Bounding box annotations
▬▬▬▬▬▬

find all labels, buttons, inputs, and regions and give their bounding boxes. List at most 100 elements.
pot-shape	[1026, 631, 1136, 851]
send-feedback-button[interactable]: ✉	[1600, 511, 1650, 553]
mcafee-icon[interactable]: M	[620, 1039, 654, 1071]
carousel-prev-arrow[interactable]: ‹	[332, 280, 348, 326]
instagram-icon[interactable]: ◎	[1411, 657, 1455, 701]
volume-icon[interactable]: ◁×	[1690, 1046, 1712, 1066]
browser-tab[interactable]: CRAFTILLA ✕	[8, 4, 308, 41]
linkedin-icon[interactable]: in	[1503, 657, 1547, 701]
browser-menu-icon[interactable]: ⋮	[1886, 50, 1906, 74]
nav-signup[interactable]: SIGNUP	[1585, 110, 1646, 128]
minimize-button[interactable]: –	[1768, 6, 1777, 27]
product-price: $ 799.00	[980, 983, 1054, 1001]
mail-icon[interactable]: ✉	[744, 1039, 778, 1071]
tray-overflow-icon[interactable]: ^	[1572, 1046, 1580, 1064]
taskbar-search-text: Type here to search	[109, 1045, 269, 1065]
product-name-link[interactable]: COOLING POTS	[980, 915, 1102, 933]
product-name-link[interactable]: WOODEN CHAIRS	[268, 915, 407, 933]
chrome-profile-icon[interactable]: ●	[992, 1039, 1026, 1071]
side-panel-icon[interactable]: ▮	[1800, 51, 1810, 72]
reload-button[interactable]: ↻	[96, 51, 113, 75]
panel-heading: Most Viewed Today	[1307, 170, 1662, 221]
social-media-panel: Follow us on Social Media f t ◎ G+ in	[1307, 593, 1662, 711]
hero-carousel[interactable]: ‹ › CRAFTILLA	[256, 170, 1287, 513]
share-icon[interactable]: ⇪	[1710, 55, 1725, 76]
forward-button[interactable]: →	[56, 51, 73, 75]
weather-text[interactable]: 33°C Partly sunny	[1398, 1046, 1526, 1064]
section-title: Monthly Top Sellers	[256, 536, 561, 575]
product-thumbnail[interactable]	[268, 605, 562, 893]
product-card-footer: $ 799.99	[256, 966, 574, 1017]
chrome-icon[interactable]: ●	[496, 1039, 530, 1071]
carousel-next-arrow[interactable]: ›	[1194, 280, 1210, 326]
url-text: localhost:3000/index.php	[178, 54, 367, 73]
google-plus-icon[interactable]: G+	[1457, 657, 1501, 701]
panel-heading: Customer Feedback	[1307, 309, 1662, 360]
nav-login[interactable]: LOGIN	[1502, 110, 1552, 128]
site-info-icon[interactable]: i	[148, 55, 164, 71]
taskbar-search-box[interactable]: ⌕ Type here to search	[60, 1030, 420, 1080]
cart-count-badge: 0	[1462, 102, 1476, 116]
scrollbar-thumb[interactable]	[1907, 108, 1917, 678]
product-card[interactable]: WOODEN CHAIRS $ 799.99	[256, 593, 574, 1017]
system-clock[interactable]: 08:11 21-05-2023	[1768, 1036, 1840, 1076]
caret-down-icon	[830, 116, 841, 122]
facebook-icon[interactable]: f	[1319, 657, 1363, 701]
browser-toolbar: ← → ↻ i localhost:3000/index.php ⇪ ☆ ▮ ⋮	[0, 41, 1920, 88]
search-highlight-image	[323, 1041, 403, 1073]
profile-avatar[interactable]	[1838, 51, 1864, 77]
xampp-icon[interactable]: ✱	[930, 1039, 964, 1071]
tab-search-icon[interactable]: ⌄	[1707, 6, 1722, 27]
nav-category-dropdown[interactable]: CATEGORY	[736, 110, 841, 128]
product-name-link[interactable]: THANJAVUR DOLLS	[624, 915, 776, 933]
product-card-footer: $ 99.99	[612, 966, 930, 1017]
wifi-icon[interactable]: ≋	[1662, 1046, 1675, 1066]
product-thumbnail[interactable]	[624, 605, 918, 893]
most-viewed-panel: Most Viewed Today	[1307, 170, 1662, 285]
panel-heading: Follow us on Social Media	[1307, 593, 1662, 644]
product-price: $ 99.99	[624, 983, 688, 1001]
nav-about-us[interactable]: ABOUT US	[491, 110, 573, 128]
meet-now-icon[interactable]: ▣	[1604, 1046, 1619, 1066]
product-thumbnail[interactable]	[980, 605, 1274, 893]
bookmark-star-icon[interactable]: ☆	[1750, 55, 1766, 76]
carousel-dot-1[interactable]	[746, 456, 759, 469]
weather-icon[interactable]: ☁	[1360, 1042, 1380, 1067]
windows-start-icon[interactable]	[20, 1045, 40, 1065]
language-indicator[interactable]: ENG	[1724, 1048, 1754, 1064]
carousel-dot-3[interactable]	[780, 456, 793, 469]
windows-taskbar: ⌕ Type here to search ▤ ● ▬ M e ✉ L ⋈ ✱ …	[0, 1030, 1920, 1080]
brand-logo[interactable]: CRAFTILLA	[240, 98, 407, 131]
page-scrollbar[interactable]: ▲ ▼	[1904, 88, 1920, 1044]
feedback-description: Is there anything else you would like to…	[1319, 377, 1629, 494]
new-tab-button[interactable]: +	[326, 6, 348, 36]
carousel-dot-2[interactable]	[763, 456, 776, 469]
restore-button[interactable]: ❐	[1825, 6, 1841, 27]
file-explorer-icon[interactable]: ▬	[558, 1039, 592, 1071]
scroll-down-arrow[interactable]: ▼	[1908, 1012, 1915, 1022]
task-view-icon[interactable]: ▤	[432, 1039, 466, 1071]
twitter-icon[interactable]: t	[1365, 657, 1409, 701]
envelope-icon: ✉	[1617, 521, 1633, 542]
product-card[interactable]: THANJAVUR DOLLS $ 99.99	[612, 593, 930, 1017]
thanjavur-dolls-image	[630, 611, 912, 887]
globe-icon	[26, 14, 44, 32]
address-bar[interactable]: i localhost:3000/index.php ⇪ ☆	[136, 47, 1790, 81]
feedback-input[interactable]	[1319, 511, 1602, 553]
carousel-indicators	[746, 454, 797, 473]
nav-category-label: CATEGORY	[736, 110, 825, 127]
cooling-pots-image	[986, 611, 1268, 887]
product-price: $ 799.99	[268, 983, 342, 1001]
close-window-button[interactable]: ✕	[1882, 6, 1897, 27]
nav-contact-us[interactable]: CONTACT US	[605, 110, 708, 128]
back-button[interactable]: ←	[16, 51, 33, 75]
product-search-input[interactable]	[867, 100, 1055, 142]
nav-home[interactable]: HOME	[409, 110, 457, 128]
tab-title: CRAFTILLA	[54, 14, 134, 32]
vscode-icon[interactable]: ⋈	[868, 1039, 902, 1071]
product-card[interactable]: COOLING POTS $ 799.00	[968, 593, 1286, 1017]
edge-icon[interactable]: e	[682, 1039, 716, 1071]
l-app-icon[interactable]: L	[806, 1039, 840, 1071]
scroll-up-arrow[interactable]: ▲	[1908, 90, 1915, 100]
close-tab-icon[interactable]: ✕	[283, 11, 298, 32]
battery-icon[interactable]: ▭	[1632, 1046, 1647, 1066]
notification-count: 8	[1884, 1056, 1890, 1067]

▬▬▬▬▬▬

* [WORK TO COMPLETE]: Rewrite all of the records with "interactable" changed to "clickable" at every occurrence, keeping everything else the same.

* [ANSWER TO THE TASK]:
find all labels, buttons, inputs, and regions and give their bounding boxes. List at most 100 elements.
pot-shape	[1026, 631, 1136, 851]
send-feedback-button[clickable]: ✉	[1600, 511, 1650, 553]
mcafee-icon[clickable]: M	[620, 1039, 654, 1071]
carousel-prev-arrow[clickable]: ‹	[332, 280, 348, 326]
instagram-icon[clickable]: ◎	[1411, 657, 1455, 701]
volume-icon[clickable]: ◁×	[1690, 1046, 1712, 1066]
browser-tab[clickable]: CRAFTILLA ✕	[8, 4, 308, 41]
linkedin-icon[clickable]: in	[1503, 657, 1547, 701]
browser-menu-icon[clickable]: ⋮	[1886, 50, 1906, 74]
nav-signup[clickable]: SIGNUP	[1585, 110, 1646, 128]
minimize-button[clickable]: –	[1768, 6, 1777, 27]
product-price: $ 799.00	[980, 983, 1054, 1001]
mail-icon[clickable]: ✉	[744, 1039, 778, 1071]
tray-overflow-icon[clickable]: ^	[1572, 1046, 1580, 1064]
taskbar-search-text: Type here to search	[109, 1045, 269, 1065]
product-name-link[clickable]: COOLING POTS	[980, 915, 1102, 933]
product-name-link[clickable]: WOODEN CHAIRS	[268, 915, 407, 933]
chrome-profile-icon[clickable]: ●	[992, 1039, 1026, 1071]
side-panel-icon[clickable]: ▮	[1800, 51, 1810, 72]
reload-button[clickable]: ↻	[96, 51, 113, 75]
panel-heading: Most Viewed Today	[1307, 170, 1662, 221]
social-media-panel: Follow us on Social Media f t ◎ G+ in	[1307, 593, 1662, 711]
hero-carousel[clickable]: ‹ › CRAFTILLA	[256, 170, 1287, 513]
share-icon[clickable]: ⇪	[1710, 55, 1725, 76]
forward-button[clickable]: →	[56, 51, 73, 75]
weather-text[clickable]: 33°C Partly sunny	[1398, 1046, 1526, 1064]
section-title: Monthly Top Sellers	[256, 536, 561, 575]
product-thumbnail[clickable]	[268, 605, 562, 893]
product-card-footer: $ 799.99	[256, 966, 574, 1017]
chrome-icon[clickable]: ●	[496, 1039, 530, 1071]
carousel-next-arrow[clickable]: ›	[1194, 280, 1210, 326]
url-text: localhost:3000/index.php	[178, 54, 367, 73]
google-plus-icon[clickable]: G+	[1457, 657, 1501, 701]
panel-heading: Customer Feedback	[1307, 309, 1662, 360]
nav-login[clickable]: LOGIN	[1502, 110, 1552, 128]
site-info-icon[clickable]: i	[148, 55, 164, 71]
taskbar-search-box[clickable]: ⌕ Type here to search	[60, 1030, 420, 1080]
cart-count-badge: 0	[1462, 102, 1476, 116]
scrollbar-thumb[clickable]	[1907, 108, 1917, 678]
product-card[clickable]: WOODEN CHAIRS $ 799.99	[256, 593, 574, 1017]
system-clock[clickable]: 08:11 21-05-2023	[1768, 1036, 1840, 1076]
caret-down-icon	[830, 116, 841, 122]
facebook-icon[clickable]: f	[1319, 657, 1363, 701]
browser-toolbar: ← → ↻ i localhost:3000/index.php ⇪ ☆ ▮ ⋮	[0, 41, 1920, 88]
search-highlight-image	[323, 1041, 403, 1073]
profile-avatar[clickable]	[1838, 51, 1864, 77]
xampp-icon[clickable]: ✱	[930, 1039, 964, 1071]
tab-search-icon[clickable]: ⌄	[1707, 6, 1722, 27]
nav-category-dropdown[clickable]: CATEGORY	[736, 110, 841, 128]
product-name-link[clickable]: THANJAVUR DOLLS	[624, 915, 776, 933]
product-card-footer: $ 99.99	[612, 966, 930, 1017]
wifi-icon[clickable]: ≋	[1662, 1046, 1675, 1066]
product-thumbnail[clickable]	[624, 605, 918, 893]
most-viewed-panel: Most Viewed Today	[1307, 170, 1662, 285]
panel-heading: Follow us on Social Media	[1307, 593, 1662, 644]
product-price: $ 99.99	[624, 983, 688, 1001]
nav-about-us[clickable]: ABOUT US	[491, 110, 573, 128]
meet-now-icon[clickable]: ▣	[1604, 1046, 1619, 1066]
product-thumbnail[clickable]	[980, 605, 1274, 893]
bookmark-star-icon[clickable]: ☆	[1750, 55, 1766, 76]
carousel-dot-1[clickable]	[746, 456, 759, 469]
weather-icon[clickable]: ☁	[1360, 1042, 1380, 1067]
windows-start-icon[clickable]	[20, 1045, 40, 1065]
language-indicator[clickable]: ENG	[1724, 1048, 1754, 1064]
carousel-dot-3[clickable]	[780, 456, 793, 469]
windows-taskbar: ⌕ Type here to search ▤ ● ▬ M e ✉ L ⋈ ✱ …	[0, 1030, 1920, 1080]
brand-logo[clickable]: CRAFTILLA	[240, 98, 407, 131]
page-scrollbar[clickable]: ▲ ▼	[1904, 88, 1920, 1044]
feedback-description: Is there anything else you would like to…	[1319, 377, 1629, 494]
new-tab-button[clickable]: +	[326, 6, 348, 36]
carousel-dot-2[clickable]	[763, 456, 776, 469]
restore-button[clickable]: ❐	[1825, 6, 1841, 27]
file-explorer-icon[clickable]: ▬	[558, 1039, 592, 1071]
scroll-down-arrow[clickable]: ▼	[1908, 1012, 1915, 1022]
task-view-icon[clickable]: ▤	[432, 1039, 466, 1071]
twitter-icon[clickable]: t	[1365, 657, 1409, 701]
envelope-icon: ✉	[1617, 521, 1633, 542]
product-card[clickable]: THANJAVUR DOLLS $ 99.99	[612, 593, 930, 1017]
thanjavur-dolls-image	[630, 611, 912, 887]
globe-icon	[26, 14, 44, 32]
address-bar[clickable]: i localhost:3000/index.php ⇪ ☆	[136, 47, 1790, 81]
feedback-input[clickable]	[1319, 511, 1602, 553]
carousel-indicators	[746, 454, 797, 473]
nav-category-label: CATEGORY	[736, 110, 825, 127]
cooling-pots-image	[986, 611, 1268, 887]
product-price: $ 799.99	[268, 983, 342, 1001]
close-window-button[clickable]: ✕	[1882, 6, 1897, 27]
nav-contact-us[clickable]: CONTACT US	[605, 110, 708, 128]
back-button[clickable]: ←	[16, 51, 33, 75]
product-search-input[clickable]	[867, 100, 1055, 142]
nav-home[clickable]: HOME	[409, 110, 457, 128]
tab-title: CRAFTILLA	[54, 14, 134, 32]
vscode-icon[clickable]: ⋈	[868, 1039, 902, 1071]
product-card[clickable]: COOLING POTS $ 799.00	[968, 593, 1286, 1017]
edge-icon[clickable]: e	[682, 1039, 716, 1071]
l-app-icon[clickable]: L	[806, 1039, 840, 1071]
scroll-up-arrow[clickable]: ▲	[1908, 90, 1915, 100]
close-tab-icon[clickable]: ✕	[283, 11, 298, 32]
battery-icon[clickable]: ▭	[1632, 1046, 1647, 1066]
notification-count: 8	[1884, 1056, 1890, 1067]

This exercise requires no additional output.